> _GOAL OF THE EXERCISE_:
Copy the lines below as they are; omit the images they contain.
# START OF RECORDS SUPPLIED
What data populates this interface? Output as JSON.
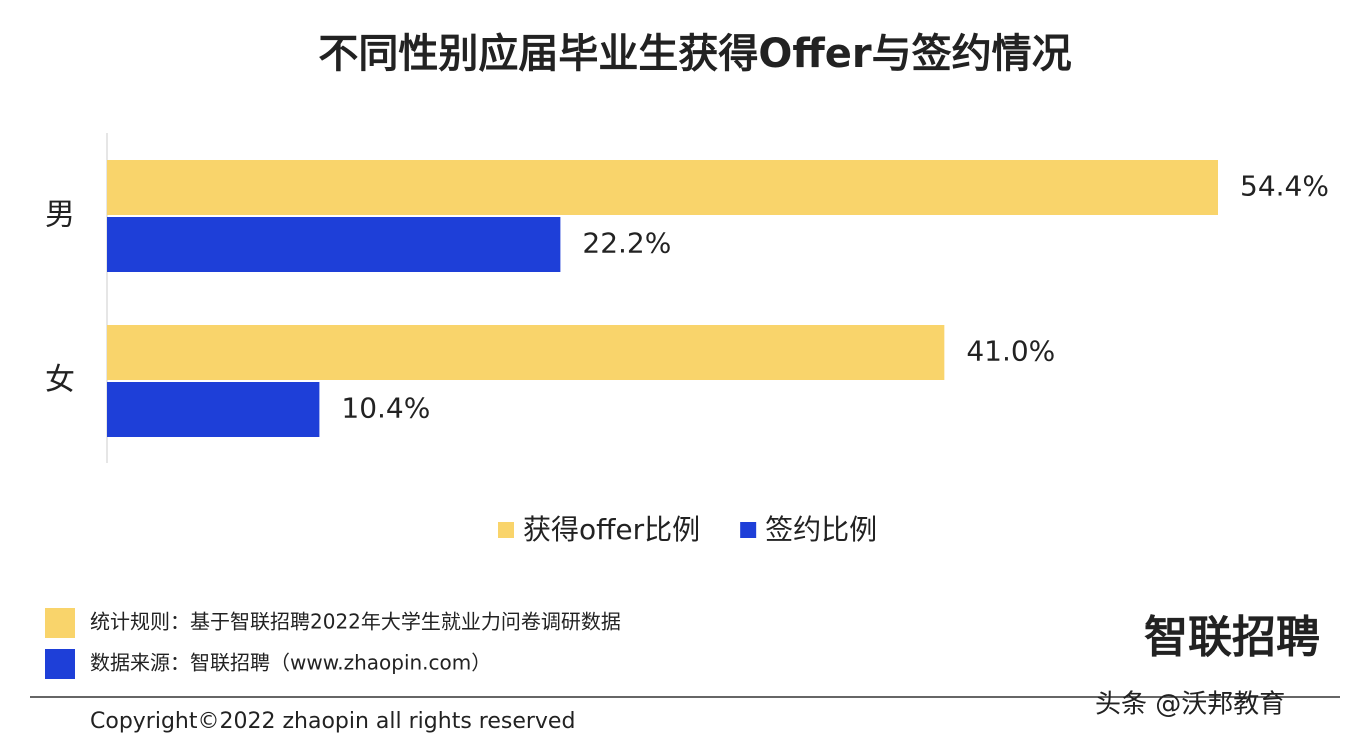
{
  "chart_data": {
    "type": "bar",
    "orientation": "horizontal",
    "title": "不同性别应届毕业生获得Offer与签约情况",
    "categories": [
      "男",
      "女"
    ],
    "series": [
      {
        "name": "获得offer比例",
        "color": "#f9d46b",
        "values": [
          54.4,
          41.0
        ],
        "value_labels": [
          "54.4%",
          "41.0%"
        ]
      },
      {
        "name": "签约比例",
        "color": "#1e3fd8",
        "values": [
          22.2,
          10.4
        ],
        "value_labels": [
          "22.2%",
          "10.4%"
        ]
      }
    ],
    "legend": "bottom",
    "notes": [
      {
        "text": "统计规则：基于智联招聘2022年大学生就业力问卷调研数据",
        "color": "#f9d46b"
      },
      {
        "text": "数据来源：智联招聘（www.zhaopin.com）",
        "color": "#1e3fd8"
      }
    ],
    "logo": "智联招聘",
    "copyright": "Copyright©2022 zhaopin all rights reserved",
    "watermark": "头条 @沃邦教育"
  }
}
# END OF RECORDS SUPPLIED
> _FULL ANSWER_:
What data populates this interface? Output as JSON.
{
  "chart_data": {
    "type": "bar",
    "orientation": "horizontal",
    "title": "不同性别应届毕业生获得Offer与签约情况",
    "categories": [
      "男",
      "女"
    ],
    "series": [
      {
        "name": "获得offer比例",
        "color": "#f9d46b",
        "values": [
          54.4,
          41.0
        ],
        "value_labels": [
          "54.4%",
          "41.0%"
        ]
      },
      {
        "name": "签约比例",
        "color": "#1e3fd8",
        "values": [
          22.2,
          10.4
        ],
        "value_labels": [
          "22.2%",
          "10.4%"
        ]
      }
    ],
    "legend": "bottom",
    "notes": [
      {
        "text": "统计规则：基于智联招聘2022年大学生就业力问卷调研数据",
        "color": "#f9d46b"
      },
      {
        "text": "数据来源：智联招聘（www.zhaopin.com）",
        "color": "#1e3fd8"
      }
    ],
    "logo": "智联招聘",
    "copyright": "Copyright©2022 zhaopin all rights reserved",
    "watermark": "头条 @沃邦教育"
  }
}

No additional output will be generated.